• **Task details**:
Please pull out every line that includes the string "text".

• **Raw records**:
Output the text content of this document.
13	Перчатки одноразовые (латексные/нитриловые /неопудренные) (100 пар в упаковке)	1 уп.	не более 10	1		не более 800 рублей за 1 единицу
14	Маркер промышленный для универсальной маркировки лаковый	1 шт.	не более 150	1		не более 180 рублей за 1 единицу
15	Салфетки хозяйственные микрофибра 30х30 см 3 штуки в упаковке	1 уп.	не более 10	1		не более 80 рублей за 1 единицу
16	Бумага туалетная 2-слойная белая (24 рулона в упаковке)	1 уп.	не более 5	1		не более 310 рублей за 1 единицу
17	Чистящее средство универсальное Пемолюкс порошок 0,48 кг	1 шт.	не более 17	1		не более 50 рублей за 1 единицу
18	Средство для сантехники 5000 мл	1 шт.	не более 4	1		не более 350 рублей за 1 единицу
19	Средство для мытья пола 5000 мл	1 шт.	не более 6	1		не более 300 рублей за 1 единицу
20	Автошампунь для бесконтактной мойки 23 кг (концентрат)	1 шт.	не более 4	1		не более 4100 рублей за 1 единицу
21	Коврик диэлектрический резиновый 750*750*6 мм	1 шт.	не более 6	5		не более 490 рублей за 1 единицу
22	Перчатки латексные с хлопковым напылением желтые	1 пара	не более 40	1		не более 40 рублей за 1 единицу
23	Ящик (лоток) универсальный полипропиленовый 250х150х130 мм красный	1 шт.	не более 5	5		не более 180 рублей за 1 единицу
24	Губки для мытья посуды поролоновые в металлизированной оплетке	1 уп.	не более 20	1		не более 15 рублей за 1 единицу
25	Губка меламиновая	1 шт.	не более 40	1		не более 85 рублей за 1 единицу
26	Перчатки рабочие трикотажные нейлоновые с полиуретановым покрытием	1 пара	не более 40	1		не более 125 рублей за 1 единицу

---

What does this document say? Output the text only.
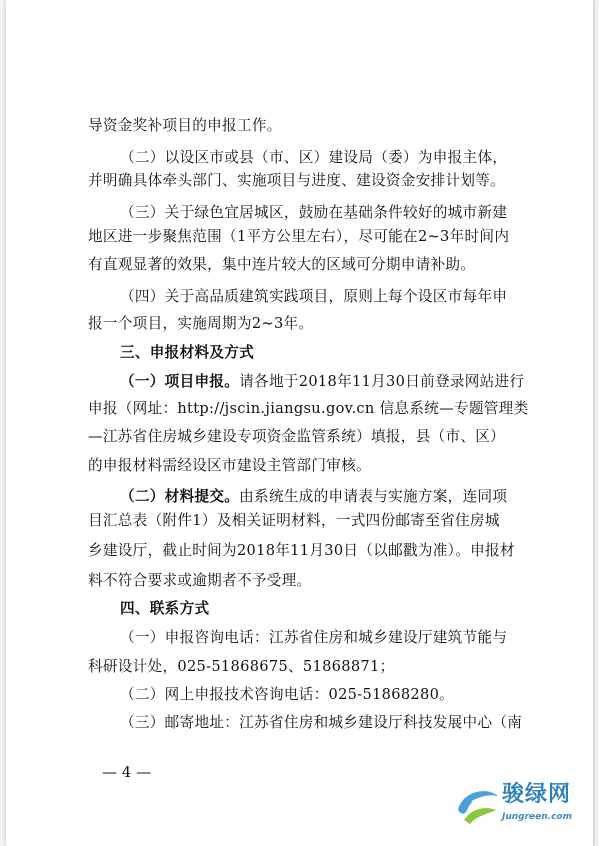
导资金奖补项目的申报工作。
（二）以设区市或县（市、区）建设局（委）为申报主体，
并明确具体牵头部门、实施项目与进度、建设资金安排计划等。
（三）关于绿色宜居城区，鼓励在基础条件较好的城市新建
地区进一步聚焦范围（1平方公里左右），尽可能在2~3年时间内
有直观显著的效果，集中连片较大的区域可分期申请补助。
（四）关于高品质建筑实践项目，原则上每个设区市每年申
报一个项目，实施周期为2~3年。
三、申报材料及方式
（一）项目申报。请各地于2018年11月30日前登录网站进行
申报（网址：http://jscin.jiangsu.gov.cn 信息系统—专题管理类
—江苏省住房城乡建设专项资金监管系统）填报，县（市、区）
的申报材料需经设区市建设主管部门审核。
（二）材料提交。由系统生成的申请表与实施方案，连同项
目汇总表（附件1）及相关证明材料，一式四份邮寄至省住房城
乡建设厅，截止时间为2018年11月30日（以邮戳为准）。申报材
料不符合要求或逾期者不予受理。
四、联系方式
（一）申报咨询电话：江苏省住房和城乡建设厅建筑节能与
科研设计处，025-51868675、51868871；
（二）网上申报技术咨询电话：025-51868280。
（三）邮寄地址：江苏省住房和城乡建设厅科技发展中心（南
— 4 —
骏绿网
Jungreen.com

• **Result of the exercise**:
Output the text content of this document.
What does this document say? Output the text only.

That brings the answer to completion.